### Work instructions:
Can you write out all of the material below, word for word?

### Entries supplied:
## begin
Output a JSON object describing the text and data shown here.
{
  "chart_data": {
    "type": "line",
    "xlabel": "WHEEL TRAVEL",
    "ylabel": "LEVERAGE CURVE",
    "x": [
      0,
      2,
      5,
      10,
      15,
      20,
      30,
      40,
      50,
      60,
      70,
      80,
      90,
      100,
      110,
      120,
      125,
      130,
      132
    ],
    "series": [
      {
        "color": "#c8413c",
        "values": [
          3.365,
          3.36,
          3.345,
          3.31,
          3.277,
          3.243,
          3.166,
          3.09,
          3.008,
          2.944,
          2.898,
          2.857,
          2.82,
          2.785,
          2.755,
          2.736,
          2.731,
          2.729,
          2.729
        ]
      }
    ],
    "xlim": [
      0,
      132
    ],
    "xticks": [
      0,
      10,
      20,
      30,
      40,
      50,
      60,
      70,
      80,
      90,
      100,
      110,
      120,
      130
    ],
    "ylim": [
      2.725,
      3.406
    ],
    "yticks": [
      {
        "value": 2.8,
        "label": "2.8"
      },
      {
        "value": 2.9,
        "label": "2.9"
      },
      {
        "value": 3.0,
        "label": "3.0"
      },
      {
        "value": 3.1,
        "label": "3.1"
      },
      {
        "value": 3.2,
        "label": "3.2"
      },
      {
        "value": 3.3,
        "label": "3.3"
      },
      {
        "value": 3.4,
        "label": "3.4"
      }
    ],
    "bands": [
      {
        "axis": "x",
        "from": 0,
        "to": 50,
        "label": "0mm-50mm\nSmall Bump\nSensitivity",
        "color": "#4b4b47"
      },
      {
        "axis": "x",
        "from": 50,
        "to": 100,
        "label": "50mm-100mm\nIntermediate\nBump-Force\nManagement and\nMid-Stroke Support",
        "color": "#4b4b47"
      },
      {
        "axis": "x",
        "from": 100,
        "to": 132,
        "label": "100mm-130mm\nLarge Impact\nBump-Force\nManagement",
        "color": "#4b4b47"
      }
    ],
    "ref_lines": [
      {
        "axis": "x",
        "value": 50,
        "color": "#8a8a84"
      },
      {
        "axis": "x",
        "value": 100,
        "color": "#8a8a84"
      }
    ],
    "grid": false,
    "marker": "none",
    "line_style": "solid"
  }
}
## end
### Result:
Output a JSON object describing the text and data shown here.
{
  "chart_data": {
    "type": "line",
    "xlabel": "WHEEL TRAVEL",
    "ylabel": "LEVERAGE CURVE",
    "x": [
      0,
      2,
      5,
      10,
      15,
      20,
      30,
      40,
      50,
      60,
      70,
      80,
      90,
      100,
      110,
      120,
      125,
      130,
      132
    ],
    "series": [
      {
        "color": "#c8413c",
        "values": [
          3.365,
          3.36,
          3.345,
          3.31,
          3.277,
          3.243,
          3.166,
          3.09,
          3.008,
          2.944,
          2.898,
          2.857,
          2.82,
          2.785,
          2.755,
          2.736,
          2.731,
          2.729,
          2.729
        ]
      }
    ],
    "xlim": [
      0,
      132
    ],
    "xticks": [
      0,
      10,
      20,
      30,
      40,
      50,
      60,
      70,
      80,
      90,
      100,
      110,
      120,
      130
    ],
    "ylim": [
      2.725,
      3.406
    ],
    "yticks": [
      {
        "value": 2.8,
        "label": "2.8"
      },
      {
        "value": 2.9,
        "label": "2.9"
      },
      {
        "value": 3.0,
        "label": "3.0"
      },
      {
        "value": 3.1,
        "label": "3.1"
      },
      {
        "value": 3.2,
        "label": "3.2"
      },
      {
        "value": 3.3,
        "label": "3.3"
      },
      {
        "value": 3.4,
        "label": "3.4"
      }
    ],
    "bands": [
      {
        "axis": "x",
        "from": 0,
        "to": 50,
        "label": "0mm-50mm\nSmall Bump\nSensitivity",
        "color": "#4b4b47"
      },
      {
        "axis": "x",
        "from": 50,
        "to": 100,
        "label": "50mm-100mm\nIntermediate\nBump-Force\nManagement and\nMid-Stroke Support",
        "color": "#4b4b47"
      },
      {
        "axis": "x",
        "from": 100,
        "to": 132,
        "label": "100mm-130mm\nLarge Impact\nBump-Force\nManagement",
        "color": "#4b4b47"
      }
    ],
    "ref_lines": [
      {
        "axis": "x",
        "value": 50,
        "color": "#8a8a84"
      },
      {
        "axis": "x",
        "value": 100,
        "color": "#8a8a84"
      }
    ],
    "grid": false,
    "marker": "none",
    "line_style": "solid"
  }
}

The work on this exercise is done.